▶ **TASK INSTRUCTIONS**:
Carry none of the pictures over; set down the material below exactly.

— start of PROVIDED ENTRIES —

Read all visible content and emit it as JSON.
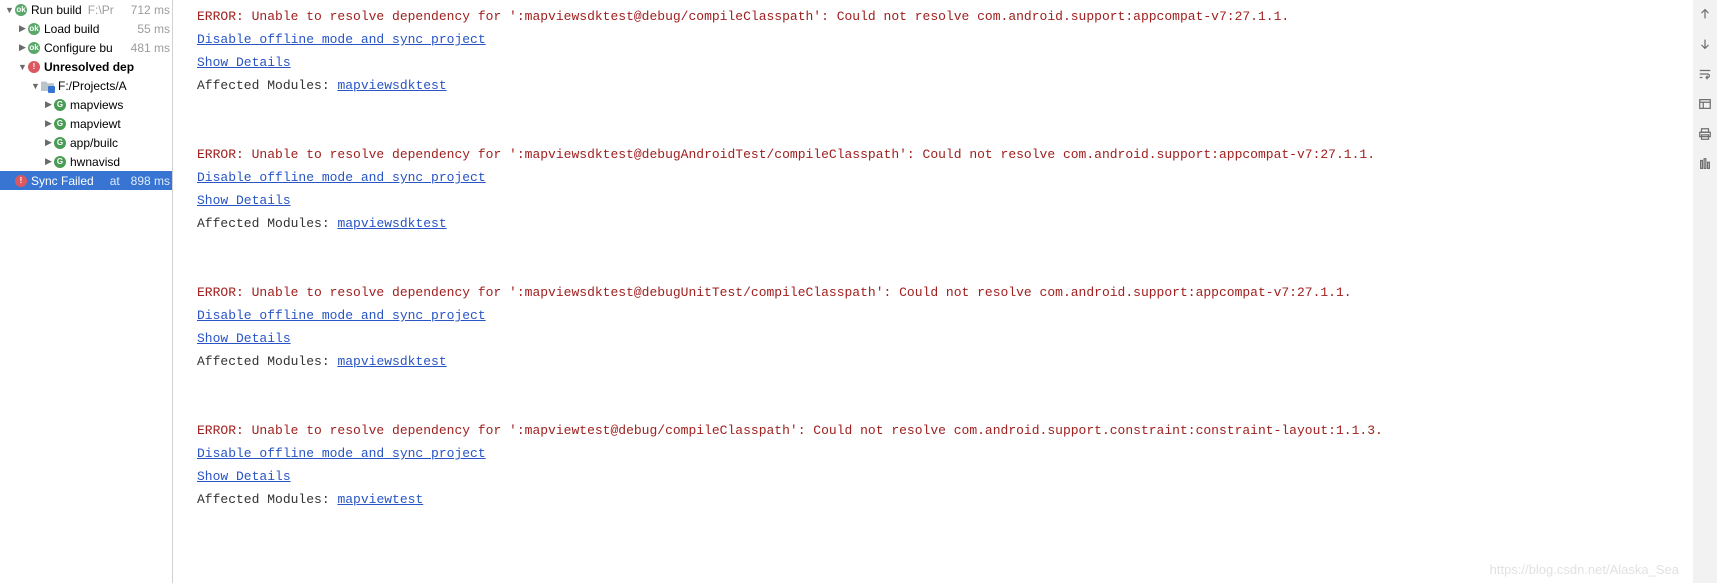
{
  "tree": {
    "run_build": {
      "label": "Run build",
      "path": "F:\\Pr",
      "time": "712 ms"
    },
    "load_build": {
      "label": "Load build",
      "time": "55 ms"
    },
    "configure_bu": {
      "label": "Configure bu",
      "time": "481 ms"
    },
    "unresolved": {
      "label": "Unresolved dep"
    },
    "project_folder": {
      "label": "F:/Projects/A"
    },
    "modules": [
      {
        "label": "mapviews"
      },
      {
        "label": "mapviewt"
      },
      {
        "label": "app/builc"
      },
      {
        "label": "hwnavisd"
      }
    ],
    "sync_failed": {
      "label": "Sync Failed",
      "path": "at",
      "time": "898 ms"
    }
  },
  "links": {
    "disable_offline": "Disable offline mode and sync project",
    "show_details": "Show Details",
    "affected_prefix": "Affected Modules: "
  },
  "errors": [
    {
      "message": "ERROR: Unable to resolve dependency for ':mapviewsdktest@debug/compileClasspath': Could not resolve com.android.support:appcompat-v7:27.1.1.",
      "module": "mapviewsdktest"
    },
    {
      "message": "ERROR: Unable to resolve dependency for ':mapviewsdktest@debugAndroidTest/compileClasspath': Could not resolve com.android.support:appcompat-v7:27.1.1.",
      "module": "mapviewsdktest"
    },
    {
      "message": "ERROR: Unable to resolve dependency for ':mapviewsdktest@debugUnitTest/compileClasspath': Could not resolve com.android.support:appcompat-v7:27.1.1.",
      "module": "mapviewsdktest"
    },
    {
      "message": "ERROR: Unable to resolve dependency for ':mapviewtest@debug/compileClasspath': Could not resolve com.android.support.constraint:constraint-layout:1.1.3.",
      "module": "mapviewtest"
    }
  ],
  "watermark": "https://blog.csdn.net/Alaska_Sea",
  "gutter_icons": [
    "arrow-up",
    "arrow-down",
    "wrap-icon",
    "layout-icon",
    "print-icon",
    "filter-icon"
  ]
}
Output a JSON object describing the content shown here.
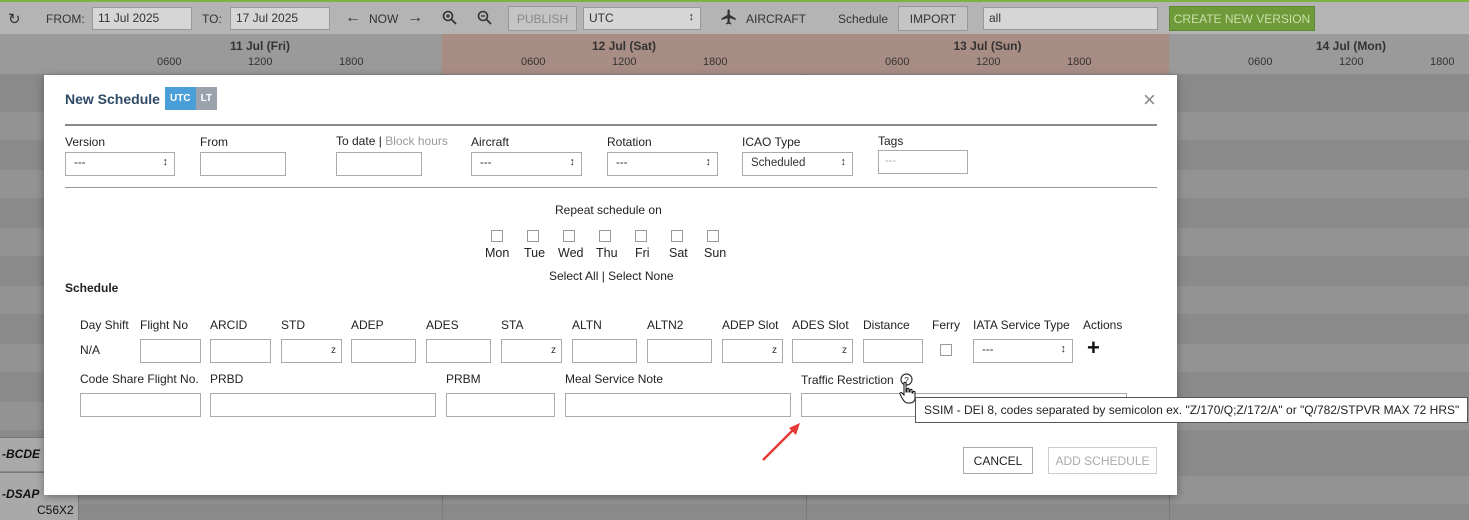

— end of PROVIDED ENTRIES —

▶ **COMPLETE RESPONSE**:
Read all visible content and emit it as JSON.
{
  "tree": {
    "run_build": {
      "label": "Run build",
      "path": "F:\\Pr",
      "time": "712 ms"
    },
    "load_build": {
      "label": "Load build",
      "time": "55 ms"
    },
    "configure_bu": {
      "label": "Configure bu",
      "time": "481 ms"
    },
    "unresolved": {
      "label": "Unresolved dep"
    },
    "project_folder": {
      "label": "F:/Projects/A"
    },
    "modules": [
      {
        "label": "mapviews"
      },
      {
        "label": "mapviewt"
      },
      {
        "label": "app/builc"
      },
      {
        "label": "hwnavisd"
      }
    ],
    "sync_failed": {
      "label": "Sync Failed",
      "path": "at",
      "time": "898 ms"
    }
  },
  "links": {
    "disable_offline": "Disable offline mode and sync project",
    "show_details": "Show Details",
    "affected_prefix": "Affected Modules: "
  },
  "errors": [
    {
      "message": "ERROR: Unable to resolve dependency for ':mapviewsdktest@debug/compileClasspath': Could not resolve com.android.support:appcompat-v7:27.1.1.",
      "module": "mapviewsdktest"
    },
    {
      "message": "ERROR: Unable to resolve dependency for ':mapviewsdktest@debugAndroidTest/compileClasspath': Could not resolve com.android.support:appcompat-v7:27.1.1.",
      "module": "mapviewsdktest"
    },
    {
      "message": "ERROR: Unable to resolve dependency for ':mapviewsdktest@debugUnitTest/compileClasspath': Could not resolve com.android.support:appcompat-v7:27.1.1.",
      "module": "mapviewsdktest"
    },
    {
      "message": "ERROR: Unable to resolve dependency for ':mapviewtest@debug/compileClasspath': Could not resolve com.android.support.constraint:constraint-layout:1.1.3.",
      "module": "mapviewtest"
    }
  ],
  "watermark": "https://blog.csdn.net/Alaska_Sea",
  "gutter_icons": [
    "arrow-up",
    "arrow-down",
    "wrap-icon",
    "layout-icon",
    "print-icon",
    "filter-icon"
  ]
}
Output a JSON object describing the content shown here.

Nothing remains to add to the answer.